┌────────
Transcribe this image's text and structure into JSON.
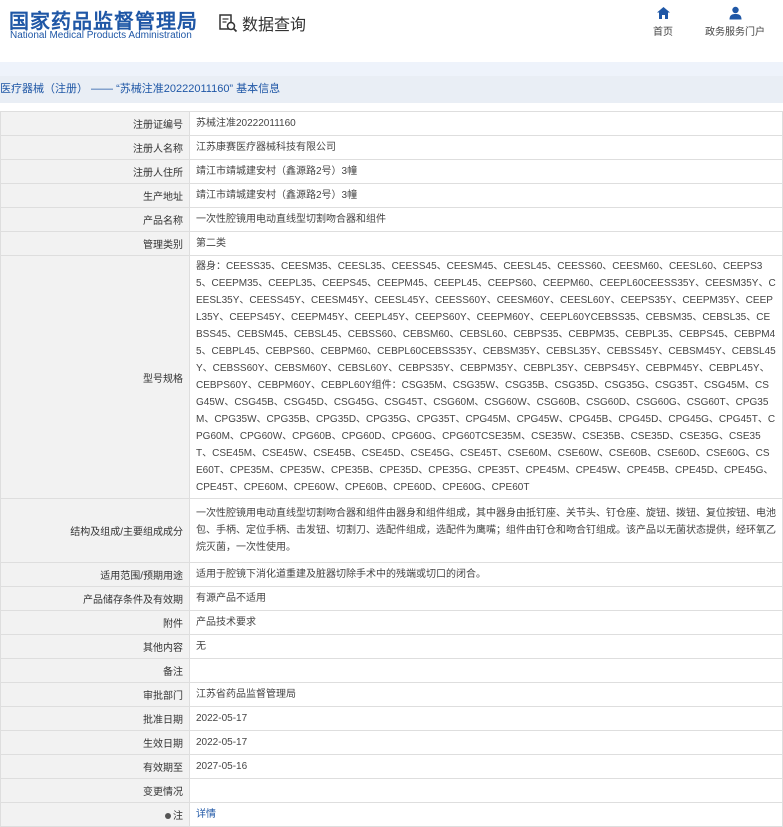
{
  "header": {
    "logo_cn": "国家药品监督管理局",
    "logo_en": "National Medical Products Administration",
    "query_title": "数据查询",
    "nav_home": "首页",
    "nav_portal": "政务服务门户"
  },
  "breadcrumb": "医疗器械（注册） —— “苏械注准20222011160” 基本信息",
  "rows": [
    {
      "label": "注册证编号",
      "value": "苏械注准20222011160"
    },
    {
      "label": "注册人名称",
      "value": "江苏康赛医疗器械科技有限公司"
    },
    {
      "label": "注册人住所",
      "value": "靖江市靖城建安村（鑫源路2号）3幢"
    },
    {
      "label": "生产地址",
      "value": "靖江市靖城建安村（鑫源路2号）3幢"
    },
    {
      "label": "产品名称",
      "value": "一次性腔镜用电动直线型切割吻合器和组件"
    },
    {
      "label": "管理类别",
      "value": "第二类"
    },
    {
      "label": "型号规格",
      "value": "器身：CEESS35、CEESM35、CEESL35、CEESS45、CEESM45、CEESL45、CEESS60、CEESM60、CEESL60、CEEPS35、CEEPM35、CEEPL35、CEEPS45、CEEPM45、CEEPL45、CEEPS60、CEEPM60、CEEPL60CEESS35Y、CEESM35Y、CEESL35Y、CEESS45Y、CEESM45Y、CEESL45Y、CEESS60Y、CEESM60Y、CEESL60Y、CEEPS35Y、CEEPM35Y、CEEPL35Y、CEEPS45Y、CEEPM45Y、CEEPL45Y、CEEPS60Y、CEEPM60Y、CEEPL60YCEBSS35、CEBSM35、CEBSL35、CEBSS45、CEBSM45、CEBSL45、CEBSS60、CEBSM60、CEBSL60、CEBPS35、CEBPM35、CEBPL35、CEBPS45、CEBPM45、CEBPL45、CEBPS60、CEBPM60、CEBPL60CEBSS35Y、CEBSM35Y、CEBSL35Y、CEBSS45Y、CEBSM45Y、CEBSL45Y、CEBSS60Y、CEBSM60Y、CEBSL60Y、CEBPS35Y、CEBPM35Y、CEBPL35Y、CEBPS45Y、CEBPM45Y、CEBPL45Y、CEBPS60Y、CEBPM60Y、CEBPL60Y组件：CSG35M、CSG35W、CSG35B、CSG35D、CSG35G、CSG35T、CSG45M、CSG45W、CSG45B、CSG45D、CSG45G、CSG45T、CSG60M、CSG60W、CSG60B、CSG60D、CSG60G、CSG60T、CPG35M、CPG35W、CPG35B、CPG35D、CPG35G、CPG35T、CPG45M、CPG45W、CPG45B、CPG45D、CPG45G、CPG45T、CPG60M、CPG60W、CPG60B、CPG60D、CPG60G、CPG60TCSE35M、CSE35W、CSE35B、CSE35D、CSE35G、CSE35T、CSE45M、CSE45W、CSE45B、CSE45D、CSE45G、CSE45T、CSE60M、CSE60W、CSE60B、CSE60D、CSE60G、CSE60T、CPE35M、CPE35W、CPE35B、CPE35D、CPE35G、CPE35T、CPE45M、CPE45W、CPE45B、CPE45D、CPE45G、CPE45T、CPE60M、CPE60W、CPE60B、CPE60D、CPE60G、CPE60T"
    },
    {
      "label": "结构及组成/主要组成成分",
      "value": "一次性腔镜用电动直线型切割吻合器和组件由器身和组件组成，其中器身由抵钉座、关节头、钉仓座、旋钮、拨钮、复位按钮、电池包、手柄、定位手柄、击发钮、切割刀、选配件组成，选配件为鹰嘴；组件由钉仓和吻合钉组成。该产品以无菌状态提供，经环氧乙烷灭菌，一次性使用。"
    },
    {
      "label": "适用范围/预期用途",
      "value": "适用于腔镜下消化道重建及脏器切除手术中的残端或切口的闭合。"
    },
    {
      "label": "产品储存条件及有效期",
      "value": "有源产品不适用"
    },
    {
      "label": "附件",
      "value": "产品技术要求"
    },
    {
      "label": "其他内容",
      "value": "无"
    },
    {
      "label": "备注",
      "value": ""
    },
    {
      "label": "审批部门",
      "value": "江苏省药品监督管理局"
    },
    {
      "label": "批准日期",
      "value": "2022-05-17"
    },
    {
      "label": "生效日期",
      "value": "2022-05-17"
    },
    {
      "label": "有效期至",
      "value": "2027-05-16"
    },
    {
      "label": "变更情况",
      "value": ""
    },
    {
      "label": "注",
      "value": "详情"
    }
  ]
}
└────────
• Exercise objective: Your copy should hold every record word for word and none of the pictures.

• Answer to the problem:
Transcribe this image's text and structure into JSON.
{
  "header": {
    "logo_cn": "国家药品监督管理局",
    "logo_en": "National Medical Products Administration",
    "query_title": "数据查询",
    "nav_home": "首页",
    "nav_portal": "政务服务门户"
  },
  "breadcrumb": "医疗器械（注册） —— “苏械注准20222011160” 基本信息",
  "rows": [
    {
      "label": "注册证编号",
      "value": "苏械注准20222011160"
    },
    {
      "label": "注册人名称",
      "value": "江苏康赛医疗器械科技有限公司"
    },
    {
      "label": "注册人住所",
      "value": "靖江市靖城建安村（鑫源路2号）3幢"
    },
    {
      "label": "生产地址",
      "value": "靖江市靖城建安村（鑫源路2号）3幢"
    },
    {
      "label": "产品名称",
      "value": "一次性腔镜用电动直线型切割吻合器和组件"
    },
    {
      "label": "管理类别",
      "value": "第二类"
    },
    {
      "label": "型号规格",
      "value": "器身：CEESS35、CEESM35、CEESL35、CEESS45、CEESM45、CEESL45、CEESS60、CEESM60、CEESL60、CEEPS35、CEEPM35、CEEPL35、CEEPS45、CEEPM45、CEEPL45、CEEPS60、CEEPM60、CEEPL60CEESS35Y、CEESM35Y、CEESL35Y、CEESS45Y、CEESM45Y、CEESL45Y、CEESS60Y、CEESM60Y、CEESL60Y、CEEPS35Y、CEEPM35Y、CEEPL35Y、CEEPS45Y、CEEPM45Y、CEEPL45Y、CEEPS60Y、CEEPM60Y、CEEPL60YCEBSS35、CEBSM35、CEBSL35、CEBSS45、CEBSM45、CEBSL45、CEBSS60、CEBSM60、CEBSL60、CEBPS35、CEBPM35、CEBPL35、CEBPS45、CEBPM45、CEBPL45、CEBPS60、CEBPM60、CEBPL60CEBSS35Y、CEBSM35Y、CEBSL35Y、CEBSS45Y、CEBSM45Y、CEBSL45Y、CEBSS60Y、CEBSM60Y、CEBSL60Y、CEBPS35Y、CEBPM35Y、CEBPL35Y、CEBPS45Y、CEBPM45Y、CEBPL45Y、CEBPS60Y、CEBPM60Y、CEBPL60Y组件：CSG35M、CSG35W、CSG35B、CSG35D、CSG35G、CSG35T、CSG45M、CSG45W、CSG45B、CSG45D、CSG45G、CSG45T、CSG60M、CSG60W、CSG60B、CSG60D、CSG60G、CSG60T、CPG35M、CPG35W、CPG35B、CPG35D、CPG35G、CPG35T、CPG45M、CPG45W、CPG45B、CPG45D、CPG45G、CPG45T、CPG60M、CPG60W、CPG60B、CPG60D、CPG60G、CPG60TCSE35M、CSE35W、CSE35B、CSE35D、CSE35G、CSE35T、CSE45M、CSE45W、CSE45B、CSE45D、CSE45G、CSE45T、CSE60M、CSE60W、CSE60B、CSE60D、CSE60G、CSE60T、CPE35M、CPE35W、CPE35B、CPE35D、CPE35G、CPE35T、CPE45M、CPE45W、CPE45B、CPE45D、CPE45G、CPE45T、CPE60M、CPE60W、CPE60B、CPE60D、CPE60G、CPE60T"
    },
    {
      "label": "结构及组成/主要组成成分",
      "value": "一次性腔镜用电动直线型切割吻合器和组件由器身和组件组成，其中器身由抵钉座、关节头、钉仓座、旋钮、拨钮、复位按钮、电池包、手柄、定位手柄、击发钮、切割刀、选配件组成，选配件为鹰嘴；组件由钉仓和吻合钉组成。该产品以无菌状态提供，经环氧乙烷灭菌，一次性使用。"
    },
    {
      "label": "适用范围/预期用途",
      "value": "适用于腔镜下消化道重建及脏器切除手术中的残端或切口的闭合。"
    },
    {
      "label": "产品储存条件及有效期",
      "value": "有源产品不适用"
    },
    {
      "label": "附件",
      "value": "产品技术要求"
    },
    {
      "label": "其他内容",
      "value": "无"
    },
    {
      "label": "备注",
      "value": ""
    },
    {
      "label": "审批部门",
      "value": "江苏省药品监督管理局"
    },
    {
      "label": "批准日期",
      "value": "2022-05-17"
    },
    {
      "label": "生效日期",
      "value": "2022-05-17"
    },
    {
      "label": "有效期至",
      "value": "2027-05-16"
    },
    {
      "label": "变更情况",
      "value": ""
    },
    {
      "label": "注",
      "value": "详情"
    }
  ]
}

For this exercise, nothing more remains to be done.